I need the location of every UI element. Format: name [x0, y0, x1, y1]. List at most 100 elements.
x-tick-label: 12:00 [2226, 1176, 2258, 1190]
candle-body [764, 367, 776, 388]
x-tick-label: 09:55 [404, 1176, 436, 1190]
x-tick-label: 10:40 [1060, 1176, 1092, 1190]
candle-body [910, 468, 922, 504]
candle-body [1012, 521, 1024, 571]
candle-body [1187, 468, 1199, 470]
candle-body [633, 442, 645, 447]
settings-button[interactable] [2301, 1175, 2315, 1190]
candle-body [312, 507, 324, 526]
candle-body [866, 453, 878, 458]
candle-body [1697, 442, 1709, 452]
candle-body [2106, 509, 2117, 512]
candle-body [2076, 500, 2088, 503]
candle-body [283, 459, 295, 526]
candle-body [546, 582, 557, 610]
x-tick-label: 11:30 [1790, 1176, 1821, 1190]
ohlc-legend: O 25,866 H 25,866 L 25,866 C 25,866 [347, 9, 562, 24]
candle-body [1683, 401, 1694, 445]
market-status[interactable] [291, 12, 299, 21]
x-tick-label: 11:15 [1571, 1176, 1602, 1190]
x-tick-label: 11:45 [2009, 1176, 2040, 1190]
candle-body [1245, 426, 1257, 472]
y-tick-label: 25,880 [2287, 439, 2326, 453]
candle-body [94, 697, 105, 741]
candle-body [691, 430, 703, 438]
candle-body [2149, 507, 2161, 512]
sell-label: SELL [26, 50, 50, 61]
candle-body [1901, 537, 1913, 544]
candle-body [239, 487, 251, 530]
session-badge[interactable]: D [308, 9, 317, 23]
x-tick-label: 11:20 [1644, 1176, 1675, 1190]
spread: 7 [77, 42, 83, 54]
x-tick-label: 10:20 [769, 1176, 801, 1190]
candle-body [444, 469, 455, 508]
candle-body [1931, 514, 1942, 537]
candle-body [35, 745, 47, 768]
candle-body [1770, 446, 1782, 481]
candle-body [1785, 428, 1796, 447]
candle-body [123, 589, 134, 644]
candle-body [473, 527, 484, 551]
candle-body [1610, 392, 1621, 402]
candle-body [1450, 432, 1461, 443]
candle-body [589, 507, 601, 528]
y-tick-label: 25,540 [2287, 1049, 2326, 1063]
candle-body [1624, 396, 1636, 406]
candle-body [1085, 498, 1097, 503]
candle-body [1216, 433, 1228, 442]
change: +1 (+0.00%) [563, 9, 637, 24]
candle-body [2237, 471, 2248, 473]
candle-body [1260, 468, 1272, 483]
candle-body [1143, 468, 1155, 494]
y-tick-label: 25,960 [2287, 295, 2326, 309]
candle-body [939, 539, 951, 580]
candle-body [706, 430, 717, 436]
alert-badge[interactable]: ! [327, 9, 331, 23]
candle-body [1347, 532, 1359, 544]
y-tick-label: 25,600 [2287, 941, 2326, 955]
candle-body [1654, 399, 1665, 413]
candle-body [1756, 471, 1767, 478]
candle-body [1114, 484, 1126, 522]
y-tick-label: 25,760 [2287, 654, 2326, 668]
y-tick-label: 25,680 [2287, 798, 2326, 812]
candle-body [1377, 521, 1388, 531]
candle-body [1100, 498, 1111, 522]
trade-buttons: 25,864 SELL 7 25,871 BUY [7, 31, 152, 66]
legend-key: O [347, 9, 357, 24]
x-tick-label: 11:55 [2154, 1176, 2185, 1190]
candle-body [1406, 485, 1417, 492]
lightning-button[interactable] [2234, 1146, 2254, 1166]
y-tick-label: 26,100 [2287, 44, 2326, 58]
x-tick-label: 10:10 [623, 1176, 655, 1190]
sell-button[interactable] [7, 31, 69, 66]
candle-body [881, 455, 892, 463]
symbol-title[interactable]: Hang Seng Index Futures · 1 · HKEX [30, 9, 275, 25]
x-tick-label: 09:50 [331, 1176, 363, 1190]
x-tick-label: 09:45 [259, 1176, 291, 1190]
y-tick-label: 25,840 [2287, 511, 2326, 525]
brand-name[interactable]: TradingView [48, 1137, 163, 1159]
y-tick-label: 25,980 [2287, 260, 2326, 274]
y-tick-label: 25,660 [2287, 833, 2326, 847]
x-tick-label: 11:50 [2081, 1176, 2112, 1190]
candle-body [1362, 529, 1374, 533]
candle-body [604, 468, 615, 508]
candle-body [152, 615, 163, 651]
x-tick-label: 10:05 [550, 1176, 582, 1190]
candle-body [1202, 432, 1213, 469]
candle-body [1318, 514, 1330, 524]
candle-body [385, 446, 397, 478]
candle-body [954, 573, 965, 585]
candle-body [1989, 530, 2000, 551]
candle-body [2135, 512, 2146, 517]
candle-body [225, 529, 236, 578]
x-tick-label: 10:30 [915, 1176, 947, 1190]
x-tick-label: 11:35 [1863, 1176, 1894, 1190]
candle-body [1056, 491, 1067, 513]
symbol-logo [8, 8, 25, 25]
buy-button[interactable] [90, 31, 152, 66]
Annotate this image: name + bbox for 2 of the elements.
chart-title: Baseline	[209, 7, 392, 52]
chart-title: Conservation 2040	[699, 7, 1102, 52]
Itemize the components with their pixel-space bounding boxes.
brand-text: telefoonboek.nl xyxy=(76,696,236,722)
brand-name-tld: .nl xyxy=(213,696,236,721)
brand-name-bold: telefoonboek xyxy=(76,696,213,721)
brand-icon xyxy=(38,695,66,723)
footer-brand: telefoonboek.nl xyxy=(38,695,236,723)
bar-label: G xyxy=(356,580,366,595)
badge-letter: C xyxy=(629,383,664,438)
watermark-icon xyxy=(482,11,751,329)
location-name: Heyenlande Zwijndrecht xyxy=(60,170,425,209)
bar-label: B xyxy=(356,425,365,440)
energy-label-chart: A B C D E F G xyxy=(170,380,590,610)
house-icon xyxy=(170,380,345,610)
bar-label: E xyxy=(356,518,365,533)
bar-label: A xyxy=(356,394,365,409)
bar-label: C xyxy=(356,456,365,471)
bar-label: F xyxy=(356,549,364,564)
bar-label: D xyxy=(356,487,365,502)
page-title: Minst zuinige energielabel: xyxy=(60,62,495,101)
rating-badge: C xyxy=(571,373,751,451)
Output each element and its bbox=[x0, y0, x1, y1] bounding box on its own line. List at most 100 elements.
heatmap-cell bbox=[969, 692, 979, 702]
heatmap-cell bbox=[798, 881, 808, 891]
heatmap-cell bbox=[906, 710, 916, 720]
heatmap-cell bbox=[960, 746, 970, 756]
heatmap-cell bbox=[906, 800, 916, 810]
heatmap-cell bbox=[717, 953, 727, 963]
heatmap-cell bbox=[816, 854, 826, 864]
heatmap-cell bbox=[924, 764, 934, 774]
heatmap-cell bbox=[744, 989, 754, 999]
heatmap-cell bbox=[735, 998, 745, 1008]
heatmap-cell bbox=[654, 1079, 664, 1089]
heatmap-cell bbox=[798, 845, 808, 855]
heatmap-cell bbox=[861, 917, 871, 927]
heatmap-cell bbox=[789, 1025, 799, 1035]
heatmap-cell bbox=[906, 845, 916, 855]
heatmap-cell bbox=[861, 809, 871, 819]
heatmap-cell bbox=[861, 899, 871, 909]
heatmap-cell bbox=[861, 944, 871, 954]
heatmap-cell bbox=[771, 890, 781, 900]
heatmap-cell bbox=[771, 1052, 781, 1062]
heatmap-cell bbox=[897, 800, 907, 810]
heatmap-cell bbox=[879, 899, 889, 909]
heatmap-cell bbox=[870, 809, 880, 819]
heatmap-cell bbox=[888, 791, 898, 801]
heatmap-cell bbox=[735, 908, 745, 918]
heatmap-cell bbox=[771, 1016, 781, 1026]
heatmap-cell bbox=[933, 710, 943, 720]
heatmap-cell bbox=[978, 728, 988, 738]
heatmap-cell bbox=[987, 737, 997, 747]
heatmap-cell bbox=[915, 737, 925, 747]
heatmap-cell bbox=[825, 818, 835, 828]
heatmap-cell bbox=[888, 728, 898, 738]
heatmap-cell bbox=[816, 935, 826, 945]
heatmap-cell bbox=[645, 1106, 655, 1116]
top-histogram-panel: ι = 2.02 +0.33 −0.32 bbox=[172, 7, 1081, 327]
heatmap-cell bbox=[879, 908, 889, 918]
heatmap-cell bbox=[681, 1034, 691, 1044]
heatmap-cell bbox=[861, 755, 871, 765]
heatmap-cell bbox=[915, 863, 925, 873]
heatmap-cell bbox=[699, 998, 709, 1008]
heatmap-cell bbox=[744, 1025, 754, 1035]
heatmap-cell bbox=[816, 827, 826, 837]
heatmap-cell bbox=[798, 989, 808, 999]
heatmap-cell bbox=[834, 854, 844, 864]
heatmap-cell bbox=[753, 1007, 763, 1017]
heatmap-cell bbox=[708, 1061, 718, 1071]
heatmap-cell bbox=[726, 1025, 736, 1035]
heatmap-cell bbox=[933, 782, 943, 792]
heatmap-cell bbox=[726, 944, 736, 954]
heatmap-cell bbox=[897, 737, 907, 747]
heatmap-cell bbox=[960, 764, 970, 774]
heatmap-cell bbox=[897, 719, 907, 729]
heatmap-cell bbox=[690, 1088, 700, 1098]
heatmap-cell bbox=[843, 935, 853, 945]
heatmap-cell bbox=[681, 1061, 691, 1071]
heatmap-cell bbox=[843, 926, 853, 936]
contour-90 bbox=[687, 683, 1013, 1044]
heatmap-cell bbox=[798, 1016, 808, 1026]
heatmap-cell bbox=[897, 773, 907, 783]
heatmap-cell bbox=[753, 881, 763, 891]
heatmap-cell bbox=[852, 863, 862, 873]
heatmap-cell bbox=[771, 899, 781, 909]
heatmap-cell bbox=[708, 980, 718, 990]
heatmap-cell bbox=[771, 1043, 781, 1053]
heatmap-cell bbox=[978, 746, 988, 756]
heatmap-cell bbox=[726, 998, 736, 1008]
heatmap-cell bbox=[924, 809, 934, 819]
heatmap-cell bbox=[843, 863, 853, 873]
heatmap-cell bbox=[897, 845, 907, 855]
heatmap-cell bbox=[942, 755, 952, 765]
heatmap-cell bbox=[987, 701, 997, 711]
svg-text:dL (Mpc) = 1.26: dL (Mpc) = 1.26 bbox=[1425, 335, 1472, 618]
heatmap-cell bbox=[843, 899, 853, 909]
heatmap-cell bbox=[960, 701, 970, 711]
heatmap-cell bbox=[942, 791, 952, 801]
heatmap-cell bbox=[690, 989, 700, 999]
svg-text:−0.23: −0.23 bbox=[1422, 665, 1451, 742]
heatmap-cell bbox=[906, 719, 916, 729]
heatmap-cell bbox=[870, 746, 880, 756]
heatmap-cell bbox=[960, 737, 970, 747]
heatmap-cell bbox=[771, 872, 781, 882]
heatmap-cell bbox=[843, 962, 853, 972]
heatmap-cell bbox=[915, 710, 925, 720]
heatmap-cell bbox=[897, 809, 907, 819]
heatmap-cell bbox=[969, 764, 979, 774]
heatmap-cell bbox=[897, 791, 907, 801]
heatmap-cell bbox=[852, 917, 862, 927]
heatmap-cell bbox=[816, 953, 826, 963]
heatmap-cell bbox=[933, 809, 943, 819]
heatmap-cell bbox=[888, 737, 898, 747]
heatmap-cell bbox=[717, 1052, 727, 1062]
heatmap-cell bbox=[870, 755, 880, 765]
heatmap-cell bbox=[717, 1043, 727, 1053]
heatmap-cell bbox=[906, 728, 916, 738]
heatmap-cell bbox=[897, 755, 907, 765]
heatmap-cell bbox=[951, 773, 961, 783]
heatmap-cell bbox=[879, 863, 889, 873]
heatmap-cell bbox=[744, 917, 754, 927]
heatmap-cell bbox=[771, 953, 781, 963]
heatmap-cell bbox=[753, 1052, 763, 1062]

--------

[PROBLEM DESCRIPTION] Please copy the stretch of the data from the start through the line containing "candle-body [123, 589, 134, 644]", swapping "x-tick-label" for "time-axis-label" wherever it occurs and leaving everything else unchanged.

[RESPONSE TO THIS EXERCISE]
I need the location of every UI element. Format: name [x0, y0, x1, y1]. List at most 100 elements.
time-axis-label: 12:00 [2226, 1176, 2258, 1190]
candle-body [764, 367, 776, 388]
time-axis-label: 09:55 [404, 1176, 436, 1190]
time-axis-label: 10:40 [1060, 1176, 1092, 1190]
candle-body [910, 468, 922, 504]
candle-body [1012, 521, 1024, 571]
candle-body [1187, 468, 1199, 470]
candle-body [633, 442, 645, 447]
settings-button[interactable] [2301, 1175, 2315, 1190]
candle-body [312, 507, 324, 526]
candle-body [866, 453, 878, 458]
candle-body [1697, 442, 1709, 452]
candle-body [2106, 509, 2117, 512]
candle-body [2076, 500, 2088, 503]
candle-body [283, 459, 295, 526]
candle-body [546, 582, 557, 610]
time-axis-label: 11:30 [1790, 1176, 1821, 1190]
ohlc-legend: O 25,866 H 25,866 L 25,866 C 25,866 [347, 9, 562, 24]
candle-body [1683, 401, 1694, 445]
market-status[interactable] [291, 12, 299, 21]
time-axis-label: 11:15 [1571, 1176, 1602, 1190]
time-axis-label: 11:45 [2009, 1176, 2040, 1190]
candle-body [1245, 426, 1257, 472]
y-tick-label: 25,880 [2287, 439, 2326, 453]
candle-body [94, 697, 105, 741]
candle-body [691, 430, 703, 438]
candle-body [2149, 507, 2161, 512]
sell-label: SELL [26, 50, 50, 61]
candle-body [1901, 537, 1913, 544]
candle-body [239, 487, 251, 530]
session-badge[interactable]: D [308, 9, 317, 23]
time-axis-label: 11:20 [1644, 1176, 1675, 1190]
spread: 7 [77, 42, 83, 54]
time-axis-label: 10:20 [769, 1176, 801, 1190]
candle-body [444, 469, 455, 508]
candle-body [1931, 514, 1942, 537]
candle-body [35, 745, 47, 768]
candle-body [1770, 446, 1782, 481]
candle-body [1785, 428, 1796, 447]
candle-body [123, 589, 134, 644]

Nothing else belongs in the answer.